Dataset items:
>>

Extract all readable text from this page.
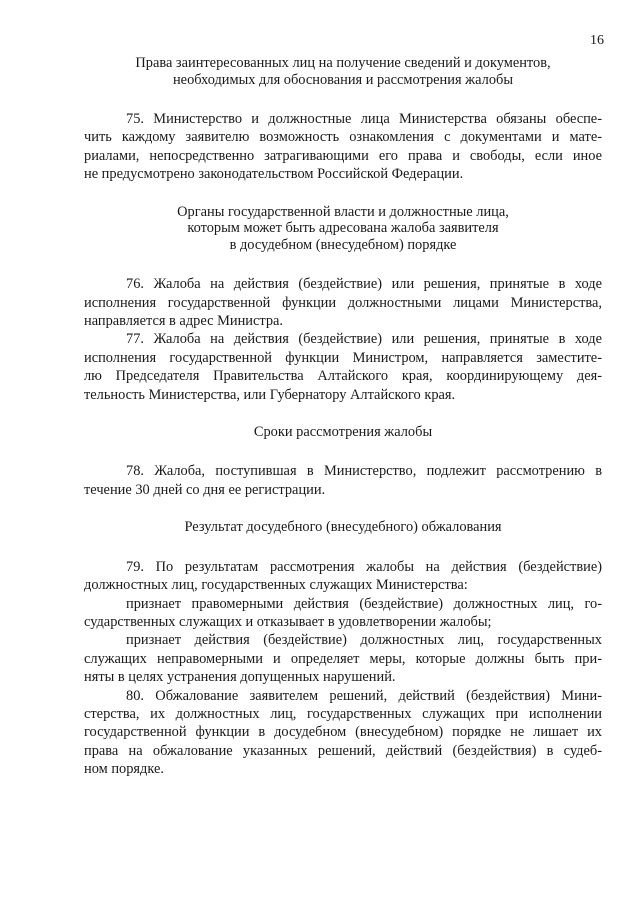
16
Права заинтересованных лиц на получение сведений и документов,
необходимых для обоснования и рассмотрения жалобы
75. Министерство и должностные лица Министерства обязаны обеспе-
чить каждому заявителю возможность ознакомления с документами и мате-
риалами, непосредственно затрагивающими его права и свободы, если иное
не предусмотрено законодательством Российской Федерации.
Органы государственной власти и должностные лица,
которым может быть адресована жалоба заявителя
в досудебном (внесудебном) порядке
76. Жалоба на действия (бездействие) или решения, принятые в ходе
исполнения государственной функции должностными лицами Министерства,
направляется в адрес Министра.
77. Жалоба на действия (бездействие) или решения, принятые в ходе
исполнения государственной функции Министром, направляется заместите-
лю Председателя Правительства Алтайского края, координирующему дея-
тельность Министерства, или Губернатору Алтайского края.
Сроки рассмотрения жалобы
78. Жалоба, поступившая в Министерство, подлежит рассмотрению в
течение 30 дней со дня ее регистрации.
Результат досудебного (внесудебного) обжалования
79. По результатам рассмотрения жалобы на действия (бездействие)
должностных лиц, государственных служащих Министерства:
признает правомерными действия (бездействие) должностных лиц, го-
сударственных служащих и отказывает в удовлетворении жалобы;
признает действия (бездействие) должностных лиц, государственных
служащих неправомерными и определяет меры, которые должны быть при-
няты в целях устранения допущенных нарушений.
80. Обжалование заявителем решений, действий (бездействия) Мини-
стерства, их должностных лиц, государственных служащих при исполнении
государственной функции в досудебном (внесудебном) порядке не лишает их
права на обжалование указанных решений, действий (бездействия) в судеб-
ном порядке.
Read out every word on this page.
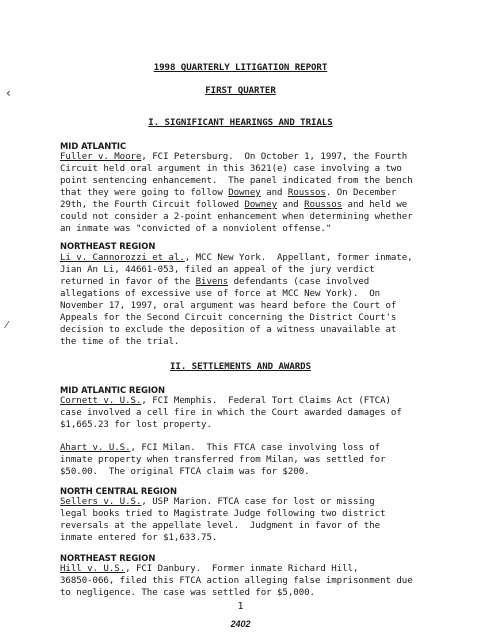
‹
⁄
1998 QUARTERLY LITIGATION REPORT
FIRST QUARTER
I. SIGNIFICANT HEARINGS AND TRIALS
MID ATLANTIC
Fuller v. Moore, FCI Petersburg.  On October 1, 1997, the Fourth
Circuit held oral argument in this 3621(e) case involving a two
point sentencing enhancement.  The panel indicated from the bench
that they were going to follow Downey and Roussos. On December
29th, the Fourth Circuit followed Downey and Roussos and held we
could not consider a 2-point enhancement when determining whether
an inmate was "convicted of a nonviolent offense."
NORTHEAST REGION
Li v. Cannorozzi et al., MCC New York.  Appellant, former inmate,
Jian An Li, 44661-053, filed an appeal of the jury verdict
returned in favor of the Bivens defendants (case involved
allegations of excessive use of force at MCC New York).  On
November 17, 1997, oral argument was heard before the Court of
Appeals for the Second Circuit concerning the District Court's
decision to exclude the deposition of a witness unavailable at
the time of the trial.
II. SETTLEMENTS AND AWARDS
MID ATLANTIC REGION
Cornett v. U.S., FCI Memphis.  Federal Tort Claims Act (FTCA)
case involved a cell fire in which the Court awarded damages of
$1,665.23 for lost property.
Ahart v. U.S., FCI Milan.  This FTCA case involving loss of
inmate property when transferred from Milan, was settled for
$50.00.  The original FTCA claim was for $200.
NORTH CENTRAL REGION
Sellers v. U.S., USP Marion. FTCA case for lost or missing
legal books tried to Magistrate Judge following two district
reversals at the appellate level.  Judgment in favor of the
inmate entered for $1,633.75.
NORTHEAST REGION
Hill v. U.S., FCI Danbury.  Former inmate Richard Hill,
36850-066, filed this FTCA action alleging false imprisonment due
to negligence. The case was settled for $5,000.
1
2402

<<

• _EXERCISE REQUIREMENTS_
From the records, copy every line that has the string "point" in it.

• _REPLY TO THE TASK_
point sentencing enhancement.  The panel indicated from the bench
could not consider a 2-point enhancement when determining whether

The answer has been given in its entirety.